Lines of data
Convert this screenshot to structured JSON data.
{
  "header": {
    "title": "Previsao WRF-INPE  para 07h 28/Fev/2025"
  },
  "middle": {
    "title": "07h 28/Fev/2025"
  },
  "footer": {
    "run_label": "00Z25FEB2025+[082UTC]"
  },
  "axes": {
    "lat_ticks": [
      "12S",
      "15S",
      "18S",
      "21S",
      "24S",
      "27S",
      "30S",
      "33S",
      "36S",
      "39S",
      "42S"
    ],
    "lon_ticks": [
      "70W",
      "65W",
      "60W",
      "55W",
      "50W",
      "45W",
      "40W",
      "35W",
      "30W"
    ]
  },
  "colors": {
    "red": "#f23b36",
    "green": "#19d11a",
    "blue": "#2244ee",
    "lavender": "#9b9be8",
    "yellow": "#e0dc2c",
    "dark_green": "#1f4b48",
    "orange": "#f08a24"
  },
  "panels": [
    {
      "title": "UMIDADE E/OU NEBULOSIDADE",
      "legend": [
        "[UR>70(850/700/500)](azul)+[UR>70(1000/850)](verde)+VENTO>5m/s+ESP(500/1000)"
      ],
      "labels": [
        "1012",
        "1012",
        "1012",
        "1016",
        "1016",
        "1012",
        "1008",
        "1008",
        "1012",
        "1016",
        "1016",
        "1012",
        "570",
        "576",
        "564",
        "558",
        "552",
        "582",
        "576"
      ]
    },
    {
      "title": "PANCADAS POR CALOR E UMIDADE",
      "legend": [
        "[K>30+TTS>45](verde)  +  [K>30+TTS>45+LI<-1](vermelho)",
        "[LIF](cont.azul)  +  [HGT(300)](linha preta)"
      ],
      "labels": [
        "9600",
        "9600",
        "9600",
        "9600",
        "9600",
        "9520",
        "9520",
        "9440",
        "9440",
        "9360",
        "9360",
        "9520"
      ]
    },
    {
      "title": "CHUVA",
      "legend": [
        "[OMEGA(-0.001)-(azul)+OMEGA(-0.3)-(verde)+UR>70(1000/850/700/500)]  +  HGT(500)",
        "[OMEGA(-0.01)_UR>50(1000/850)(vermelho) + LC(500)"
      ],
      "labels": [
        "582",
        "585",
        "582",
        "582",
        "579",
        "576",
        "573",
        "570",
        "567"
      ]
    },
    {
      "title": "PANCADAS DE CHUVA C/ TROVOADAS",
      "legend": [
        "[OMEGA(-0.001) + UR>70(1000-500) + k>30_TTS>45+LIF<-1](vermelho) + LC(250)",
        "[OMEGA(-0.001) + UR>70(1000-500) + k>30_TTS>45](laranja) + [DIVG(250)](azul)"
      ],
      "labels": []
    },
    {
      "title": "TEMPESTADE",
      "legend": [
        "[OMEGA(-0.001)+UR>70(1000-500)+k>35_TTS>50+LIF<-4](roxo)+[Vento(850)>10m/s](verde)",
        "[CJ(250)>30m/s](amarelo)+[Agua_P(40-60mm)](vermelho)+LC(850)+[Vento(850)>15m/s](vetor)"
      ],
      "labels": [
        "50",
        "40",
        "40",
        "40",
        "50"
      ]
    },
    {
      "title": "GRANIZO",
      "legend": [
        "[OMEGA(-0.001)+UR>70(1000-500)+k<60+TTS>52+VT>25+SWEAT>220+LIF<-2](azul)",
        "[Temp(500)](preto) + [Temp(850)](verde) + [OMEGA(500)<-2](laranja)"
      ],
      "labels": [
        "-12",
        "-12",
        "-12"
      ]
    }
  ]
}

> YOUR OBJECTIVE: From the data above, copy each line that holds "title".

> FINISHED TASK:
    "title": "Previsao WRF-INPE  para 07h 28/Fev/2025"
    "title": "07h 28/Fev/2025"
      "title": "UMIDADE E/OU NEBULOSIDADE",
      "title": "PANCADAS POR CALOR E UMIDADE",
      "title": "CHUVA",
      "title": "PANCADAS DE CHUVA C/ TROVOADAS",
      "title": "TEMPESTADE",
      "title": "GRANIZO",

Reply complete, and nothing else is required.